--- start of Task material ---

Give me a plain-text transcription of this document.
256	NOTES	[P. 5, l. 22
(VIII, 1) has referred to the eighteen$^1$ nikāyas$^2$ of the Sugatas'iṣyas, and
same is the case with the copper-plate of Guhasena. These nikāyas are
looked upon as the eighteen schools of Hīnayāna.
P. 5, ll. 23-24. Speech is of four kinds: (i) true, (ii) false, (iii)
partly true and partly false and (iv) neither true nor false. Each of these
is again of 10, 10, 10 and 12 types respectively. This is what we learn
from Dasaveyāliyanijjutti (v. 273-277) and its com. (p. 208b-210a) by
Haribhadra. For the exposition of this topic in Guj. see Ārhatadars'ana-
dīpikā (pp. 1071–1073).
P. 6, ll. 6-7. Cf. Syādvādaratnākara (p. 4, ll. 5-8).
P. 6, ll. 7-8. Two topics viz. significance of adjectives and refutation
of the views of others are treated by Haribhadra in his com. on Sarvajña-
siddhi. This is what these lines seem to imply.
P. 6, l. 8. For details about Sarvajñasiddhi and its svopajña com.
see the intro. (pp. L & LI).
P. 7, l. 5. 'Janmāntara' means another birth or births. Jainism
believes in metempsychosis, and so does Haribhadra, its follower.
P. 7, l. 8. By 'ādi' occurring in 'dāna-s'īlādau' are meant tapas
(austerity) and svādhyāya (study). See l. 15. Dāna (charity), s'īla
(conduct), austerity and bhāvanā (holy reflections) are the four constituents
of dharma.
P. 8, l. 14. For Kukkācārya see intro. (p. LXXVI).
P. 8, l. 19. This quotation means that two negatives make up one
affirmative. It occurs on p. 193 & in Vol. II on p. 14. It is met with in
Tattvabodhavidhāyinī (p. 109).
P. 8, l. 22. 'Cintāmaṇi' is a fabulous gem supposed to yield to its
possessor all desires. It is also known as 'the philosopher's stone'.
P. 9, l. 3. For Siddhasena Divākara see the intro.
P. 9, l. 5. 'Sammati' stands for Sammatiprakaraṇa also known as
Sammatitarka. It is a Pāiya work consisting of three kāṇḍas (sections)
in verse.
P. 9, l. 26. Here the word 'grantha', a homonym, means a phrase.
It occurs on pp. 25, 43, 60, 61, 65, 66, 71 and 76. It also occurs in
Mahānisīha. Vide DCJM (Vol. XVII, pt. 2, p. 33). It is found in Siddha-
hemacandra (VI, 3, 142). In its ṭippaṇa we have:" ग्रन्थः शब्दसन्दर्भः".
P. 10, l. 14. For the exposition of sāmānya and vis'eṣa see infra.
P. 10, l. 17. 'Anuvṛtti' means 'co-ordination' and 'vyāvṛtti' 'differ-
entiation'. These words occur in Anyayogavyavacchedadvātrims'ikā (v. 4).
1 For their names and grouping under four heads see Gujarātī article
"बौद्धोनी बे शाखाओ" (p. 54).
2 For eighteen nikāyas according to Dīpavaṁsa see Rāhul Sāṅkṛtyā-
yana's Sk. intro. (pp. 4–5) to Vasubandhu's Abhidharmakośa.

--- end of Task material ---

■ **The exercise**
Your task is to print all of the records exactly.

■ **Full output**
Give me a plain-text transcription of this document.
256	NOTES	[P. 5, l. 22
(VIII, 1) has referred to the eighteen$^1$ nikāyas$^2$ of the Sugatas'iṣyas, and
same is the case with the copper-plate of Guhasena. These nikāyas are
looked upon as the eighteen schools of Hīnayāna.
P. 5, ll. 23-24. Speech is of four kinds: (i) true, (ii) false, (iii)
partly true and partly false and (iv) neither true nor false. Each of these
is again of 10, 10, 10 and 12 types respectively. This is what we learn
from Dasaveyāliyanijjutti (v. 273-277) and its com. (p. 208b-210a) by
Haribhadra. For the exposition of this topic in Guj. see Ārhatadars'ana-
dīpikā (pp. 1071–1073).
P. 6, ll. 6-7. Cf. Syādvādaratnākara (p. 4, ll. 5-8).
P. 6, ll. 7-8. Two topics viz. significance of adjectives and refutation
of the views of others are treated by Haribhadra in his com. on Sarvajña-
siddhi. This is what these lines seem to imply.
P. 6, l. 8. For details about Sarvajñasiddhi and its svopajña com.
see the intro. (pp. L & LI).
P. 7, l. 5. 'Janmāntara' means another birth or births. Jainism
believes in metempsychosis, and so does Haribhadra, its follower.
P. 7, l. 8. By 'ādi' occurring in 'dāna-s'īlādau' are meant tapas
(austerity) and svādhyāya (study). See l. 15. Dāna (charity), s'īla
(conduct), austerity and bhāvanā (holy reflections) are the four constituents
of dharma.
P. 8, l. 14. For Kukkācārya see intro. (p. LXXVI).
P. 8, l. 19. This quotation means that two negatives make up one
affirmative. It occurs on p. 193 & in Vol. II on p. 14. It is met with in
Tattvabodhavidhāyinī (p. 109).
P. 8, l. 22. 'Cintāmaṇi' is a fabulous gem supposed to yield to its
possessor all desires. It is also known as 'the philosopher's stone'.
P. 9, l. 3. For Siddhasena Divākara see the intro.
P. 9, l. 5. 'Sammati' stands for Sammatiprakaraṇa also known as
Sammatitarka. It is a Pāiya work consisting of three kāṇḍas (sections)
in verse.
P. 9, l. 26. Here the word 'grantha', a homonym, means a phrase.
It occurs on pp. 25, 43, 60, 61, 65, 66, 71 and 76. It also occurs in
Mahānisīha. Vide DCJM (Vol. XVII, pt. 2, p. 33). It is found in Siddha-
hemacandra (VI, 3, 142). In its ṭippaṇa we have:" ग्रन्थः शब्दसन्दर्भः".
P. 10, l. 14. For the exposition of sāmānya and vis'eṣa see infra.
P. 10, l. 17. 'Anuvṛtti' means 'co-ordination' and 'vyāvṛtti' 'differ-
entiation'. These words occur in Anyayogavyavacchedadvātrims'ikā (v. 4).
1 For their names and grouping under four heads see Gujarātī article
"बौद्धोनी बे शाखाओ" (p. 54).
2 For eighteen nikāyas according to Dīpavaṁsa see Rāhul Sāṅkṛtyā-
yana's Sk. intro. (pp. 4–5) to Vasubandhu's Abhidharmakośa.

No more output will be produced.